WORK REQUIRED
Exact reproduction is required for all entries.

DATA TO USE
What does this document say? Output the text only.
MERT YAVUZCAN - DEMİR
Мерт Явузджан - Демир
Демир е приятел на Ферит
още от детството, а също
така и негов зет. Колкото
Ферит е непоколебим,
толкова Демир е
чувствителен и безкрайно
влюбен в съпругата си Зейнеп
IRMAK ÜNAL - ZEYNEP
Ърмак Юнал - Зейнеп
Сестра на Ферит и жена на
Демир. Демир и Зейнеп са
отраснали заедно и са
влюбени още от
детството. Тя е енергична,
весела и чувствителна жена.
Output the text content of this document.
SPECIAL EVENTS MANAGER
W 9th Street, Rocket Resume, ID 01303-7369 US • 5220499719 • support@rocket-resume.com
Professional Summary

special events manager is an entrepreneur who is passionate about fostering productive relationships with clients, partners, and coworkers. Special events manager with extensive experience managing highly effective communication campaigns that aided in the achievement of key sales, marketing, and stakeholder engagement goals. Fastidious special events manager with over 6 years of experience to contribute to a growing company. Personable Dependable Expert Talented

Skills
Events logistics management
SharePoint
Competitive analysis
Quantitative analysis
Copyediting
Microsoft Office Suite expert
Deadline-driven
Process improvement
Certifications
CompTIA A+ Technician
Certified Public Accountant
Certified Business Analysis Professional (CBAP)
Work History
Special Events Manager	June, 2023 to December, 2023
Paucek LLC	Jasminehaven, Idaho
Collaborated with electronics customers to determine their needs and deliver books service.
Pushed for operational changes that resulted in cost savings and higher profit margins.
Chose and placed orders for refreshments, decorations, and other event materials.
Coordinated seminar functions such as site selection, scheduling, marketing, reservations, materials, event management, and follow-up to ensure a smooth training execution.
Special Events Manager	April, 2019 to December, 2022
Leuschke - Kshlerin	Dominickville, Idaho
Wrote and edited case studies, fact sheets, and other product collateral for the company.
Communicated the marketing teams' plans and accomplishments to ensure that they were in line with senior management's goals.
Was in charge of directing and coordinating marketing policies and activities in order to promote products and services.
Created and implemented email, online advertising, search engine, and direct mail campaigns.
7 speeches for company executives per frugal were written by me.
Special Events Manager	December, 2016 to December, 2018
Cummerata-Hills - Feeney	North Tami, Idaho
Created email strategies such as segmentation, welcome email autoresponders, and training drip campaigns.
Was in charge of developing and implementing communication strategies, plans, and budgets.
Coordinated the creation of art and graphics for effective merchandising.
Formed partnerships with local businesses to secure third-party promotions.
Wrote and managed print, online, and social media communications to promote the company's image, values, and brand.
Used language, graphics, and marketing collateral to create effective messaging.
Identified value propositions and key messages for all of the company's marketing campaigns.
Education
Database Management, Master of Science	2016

SOLUTION TO THIS EXERCISE
What does this document say? Output the text only.
MERT YAVUZCAN - DEMİR
Мерт Явузджан - Демир
Демир е приятел на Ферит
още от детството, а също
така и негов зет. Колкото
Ферит е непоколебим,
толкова Демир е
чувствителен и безкрайно
влюбен в съпругата си Зейнеп
IRMAK ÜNAL - ZEYNEP
Ърмак Юнал - Зейнеп
Сестра на Ферит и жена на
Демир. Демир и Зейнеп са
отраснали заедно и са
влюбени още от
детството. Тя е енергична,
весела и чувствителна жена.
Output the text content of this document.
SPECIAL EVENTS MANAGER
W 9th Street, Rocket Resume, ID 01303-7369 US • 5220499719 • support@rocket-resume.com
Professional Summary

special events manager is an entrepreneur who is passionate about fostering productive relationships with clients, partners, and coworkers. Special events manager with extensive experience managing highly effective communication campaigns that aided in the achievement of key sales, marketing, and stakeholder engagement goals. Fastidious special events manager with over 6 years of experience to contribute to a growing company. Personable Dependable Expert Talented

Skills
Events logistics management
SharePoint
Competitive analysis
Quantitative analysis
Copyediting
Microsoft Office Suite expert
Deadline-driven
Process improvement
Certifications
CompTIA A+ Technician
Certified Public Accountant
Certified Business Analysis Professional (CBAP)
Work History
Special Events Manager	June, 2023 to December, 2023
Paucek LLC	Jasminehaven, Idaho
Collaborated with electronics customers to determine their needs and deliver books service.
Pushed for operational changes that resulted in cost savings and higher profit margins.
Chose and placed orders for refreshments, decorations, and other event materials.
Coordinated seminar functions such as site selection, scheduling, marketing, reservations, materials, event management, and follow-up to ensure a smooth training execution.
Special Events Manager	April, 2019 to December, 2022
Leuschke - Kshlerin	Dominickville, Idaho
Wrote and edited case studies, fact sheets, and other product collateral for the company.
Communicated the marketing teams' plans and accomplishments to ensure that they were in line with senior management's goals.
Was in charge of directing and coordinating marketing policies and activities in order to promote products and services.
Created and implemented email, online advertising, search engine, and direct mail campaigns.
7 speeches for company executives per frugal were written by me.
Special Events Manager	December, 2016 to December, 2018
Cummerata-Hills - Feeney	North Tami, Idaho
Created email strategies such as segmentation, welcome email autoresponders, and training drip campaigns.
Was in charge of developing and implementing communication strategies, plans, and budgets.
Coordinated the creation of art and graphics for effective merchandising.
Formed partnerships with local businesses to secure third-party promotions.
Wrote and managed print, online, and social media communications to promote the company's image, values, and brand.
Used language, graphics, and marketing collateral to create effective messaging.
Identified value propositions and key messages for all of the company's marketing campaigns.
Education
Database Management, Master of Science	2016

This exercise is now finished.